PROBLEM -
Collect each line holding the string "NOVEMBER".

# START OF SUPPLIED RECORDS

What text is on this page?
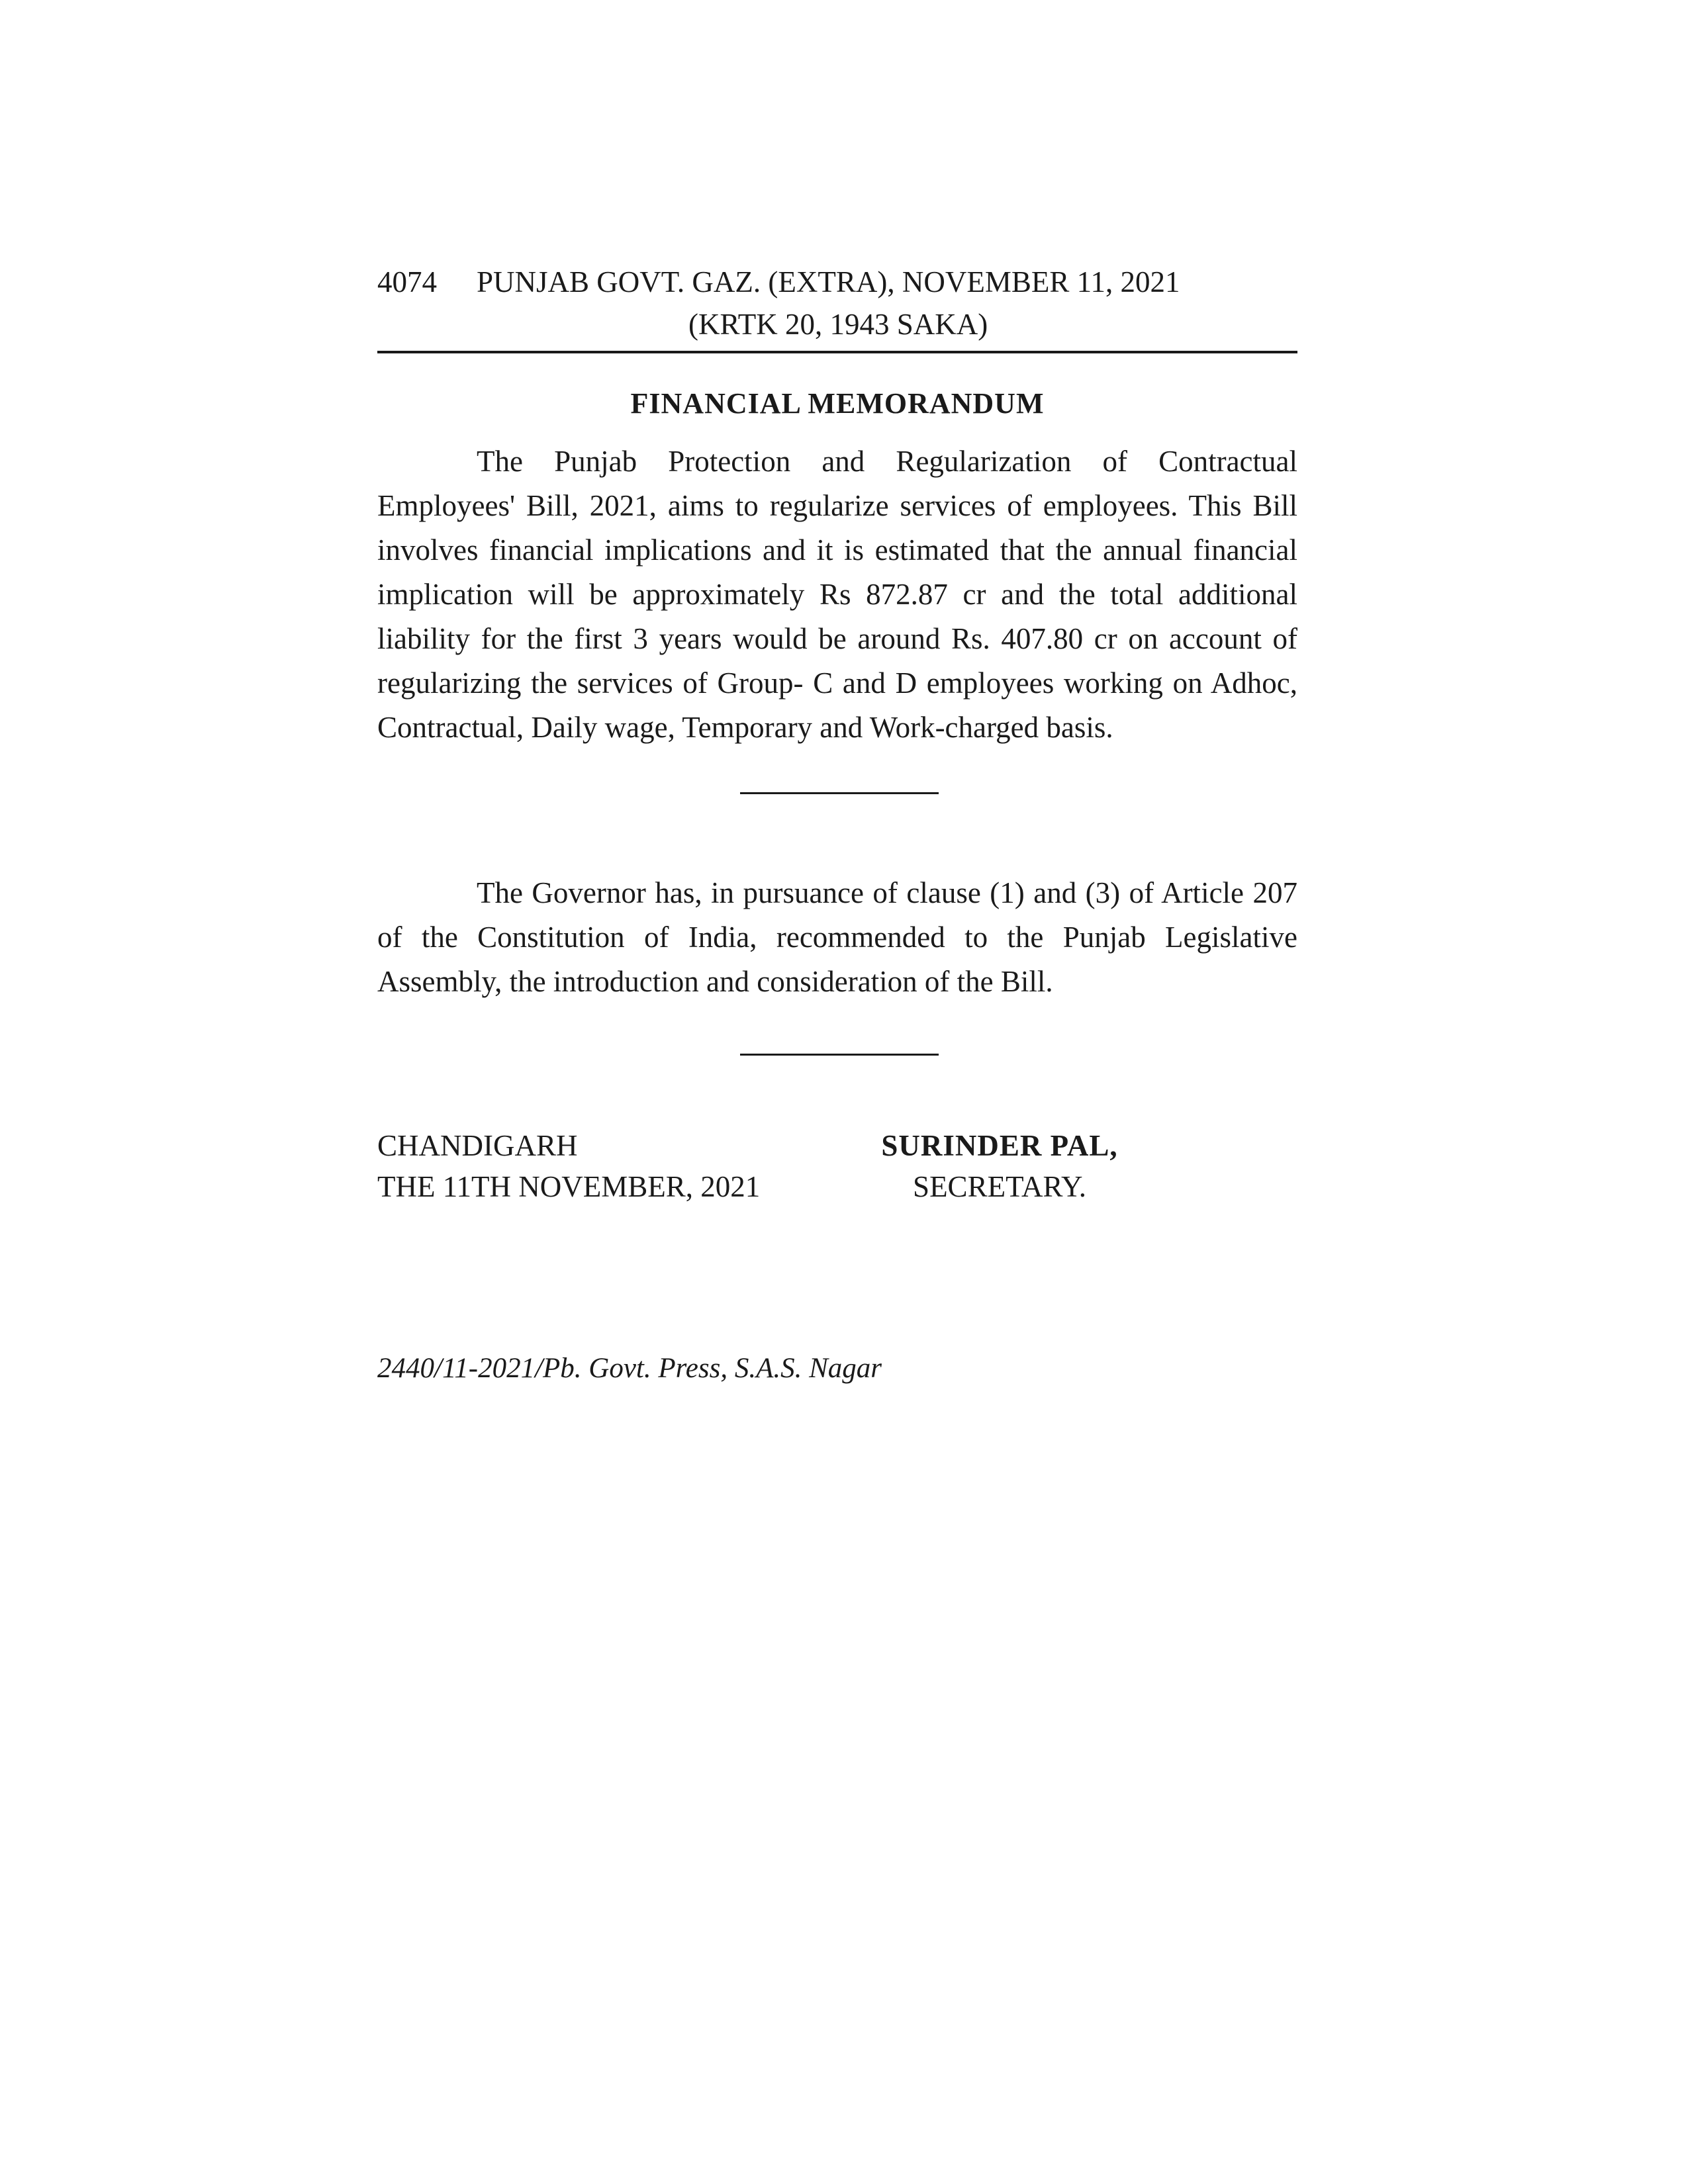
4074 PUNJAB GOVT. GAZ. (EXTRA), NOVEMBER 11, 2021
(KRTK 20, 1943 SAKA)
FINANCIAL MEMORANDUM

The Punjab Protection and Regularization of Contractual Employees' Bill, 2021, aims to regularize services of employees. This Bill involves financial implications and it is estimated that the annual financial implication will be approximately Rs 872.87 cr and the total additional liability for the first 3 years would be around Rs. 407.80 cr on account of regularizing the services of Group- C and D employees working on Adhoc, Contractual, Daily wage, Temporary and Work-charged basis.

The Governor has, in pursuance of clause (1) and (3) of Article 207 of the Constitution of India, recommended to the Punjab Legislative Assembly, the introduction and consideration of the Bill.

CHANDIGARH
THE 11TH NOVEMBER, 2021
SURINDER PAL,
SECRETARY.
2440/11-2021/Pb. Govt. Press, S.A.S. Nagar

# END OF SUPPLIED RECORDS

WRITTEN ANSWER -
4074 PUNJAB GOVT. GAZ. (EXTRA), NOVEMBER 11, 2021
THE 11TH NOVEMBER, 2021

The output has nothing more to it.